Document text records:
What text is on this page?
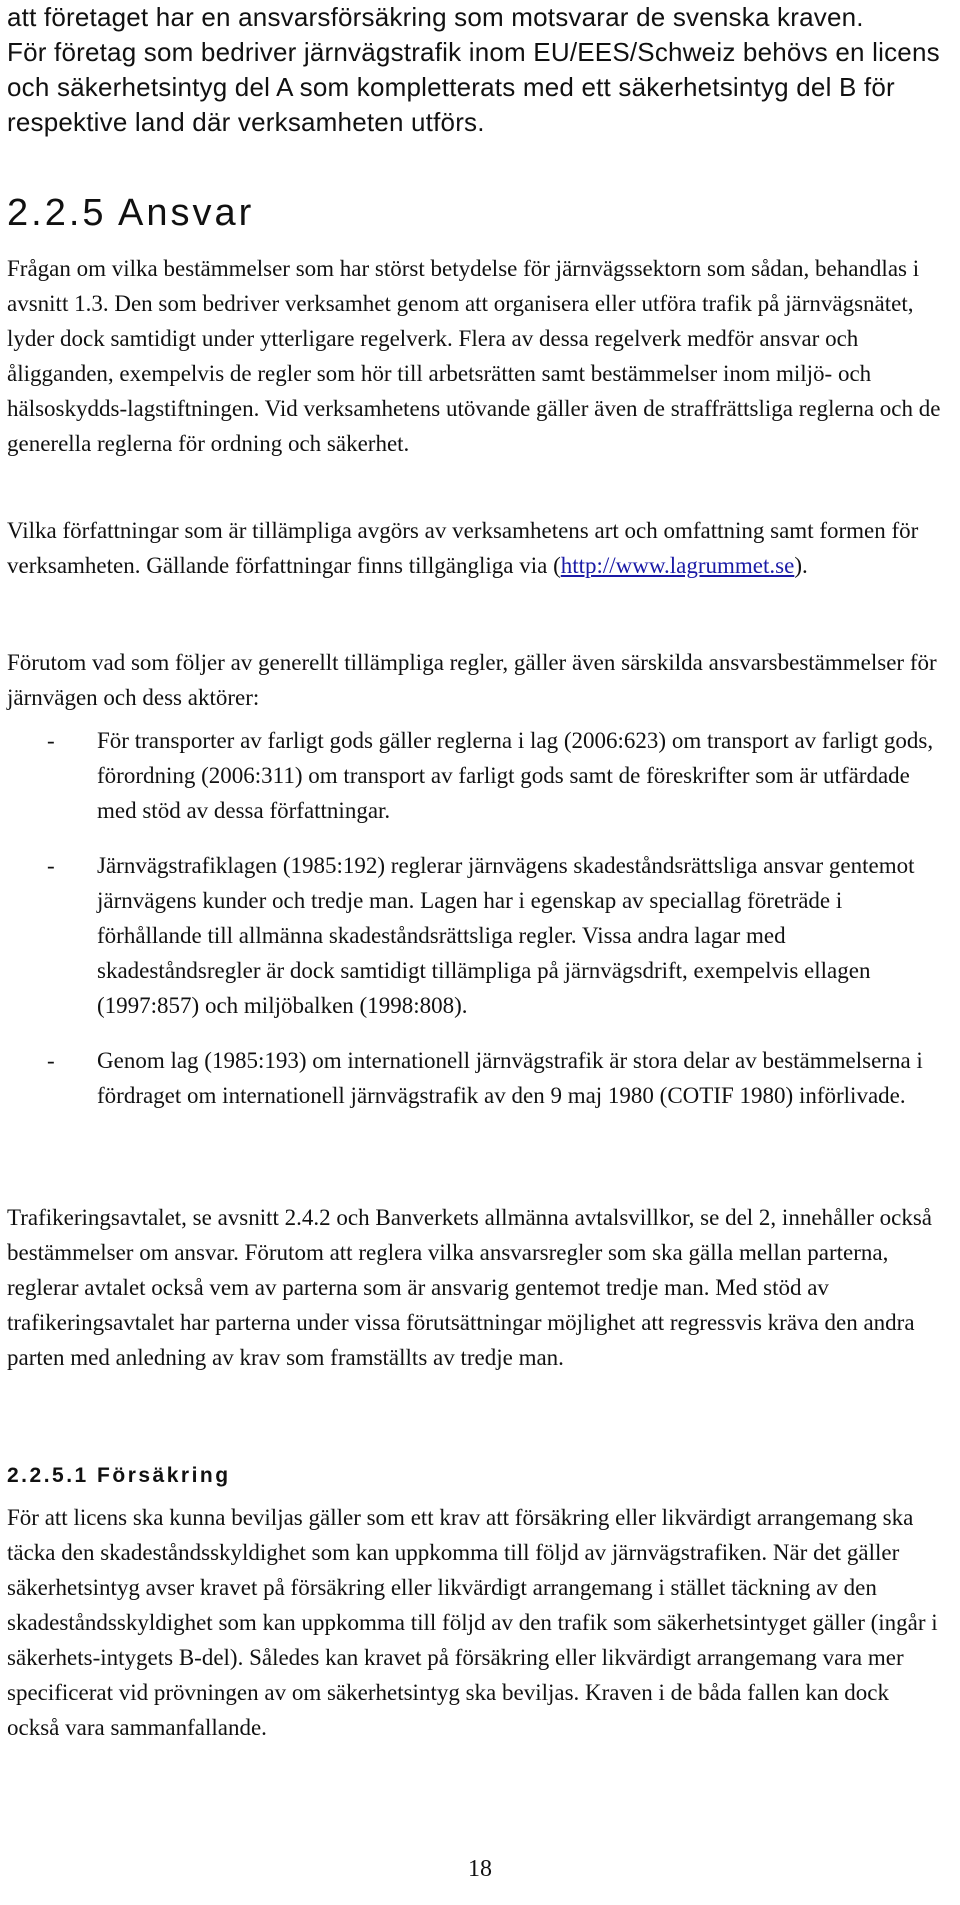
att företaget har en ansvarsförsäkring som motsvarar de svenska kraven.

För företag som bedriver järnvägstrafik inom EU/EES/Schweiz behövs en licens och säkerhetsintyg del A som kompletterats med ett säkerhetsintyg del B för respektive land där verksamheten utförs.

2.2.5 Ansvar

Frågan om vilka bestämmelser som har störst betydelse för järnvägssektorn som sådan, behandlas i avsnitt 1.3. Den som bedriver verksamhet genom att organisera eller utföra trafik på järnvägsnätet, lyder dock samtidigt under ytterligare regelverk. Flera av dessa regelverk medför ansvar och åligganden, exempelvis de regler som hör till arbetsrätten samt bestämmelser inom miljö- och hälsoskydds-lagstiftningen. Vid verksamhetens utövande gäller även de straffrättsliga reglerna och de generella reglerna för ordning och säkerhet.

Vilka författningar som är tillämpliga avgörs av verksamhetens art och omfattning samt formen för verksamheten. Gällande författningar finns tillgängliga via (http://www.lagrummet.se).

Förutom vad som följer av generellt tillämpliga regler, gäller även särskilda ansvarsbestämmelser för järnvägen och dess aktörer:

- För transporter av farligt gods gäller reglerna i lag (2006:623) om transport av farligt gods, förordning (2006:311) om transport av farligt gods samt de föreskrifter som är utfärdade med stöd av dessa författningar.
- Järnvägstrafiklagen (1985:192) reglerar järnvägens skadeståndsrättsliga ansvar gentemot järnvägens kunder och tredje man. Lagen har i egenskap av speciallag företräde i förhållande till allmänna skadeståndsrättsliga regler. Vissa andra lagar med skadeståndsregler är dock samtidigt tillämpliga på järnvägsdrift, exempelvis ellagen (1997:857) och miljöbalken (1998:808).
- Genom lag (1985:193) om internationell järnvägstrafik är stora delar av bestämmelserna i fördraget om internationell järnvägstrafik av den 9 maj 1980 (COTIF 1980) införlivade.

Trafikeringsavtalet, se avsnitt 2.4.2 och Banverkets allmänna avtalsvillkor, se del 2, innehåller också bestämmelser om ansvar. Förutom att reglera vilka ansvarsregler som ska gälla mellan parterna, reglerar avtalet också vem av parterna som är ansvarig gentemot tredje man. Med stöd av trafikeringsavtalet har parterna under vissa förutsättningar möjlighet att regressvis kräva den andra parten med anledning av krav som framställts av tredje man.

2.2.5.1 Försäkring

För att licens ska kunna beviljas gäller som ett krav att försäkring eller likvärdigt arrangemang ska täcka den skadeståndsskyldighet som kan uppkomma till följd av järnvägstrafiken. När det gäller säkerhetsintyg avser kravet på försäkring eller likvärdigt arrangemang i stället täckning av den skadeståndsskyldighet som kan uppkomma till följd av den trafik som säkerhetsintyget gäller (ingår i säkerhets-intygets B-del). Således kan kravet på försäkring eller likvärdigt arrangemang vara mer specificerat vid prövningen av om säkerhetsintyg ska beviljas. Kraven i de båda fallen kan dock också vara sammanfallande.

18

__Prompt__: Please provide nothing but the number of lines in the records that hold the string "författningar".

__Response below__: 2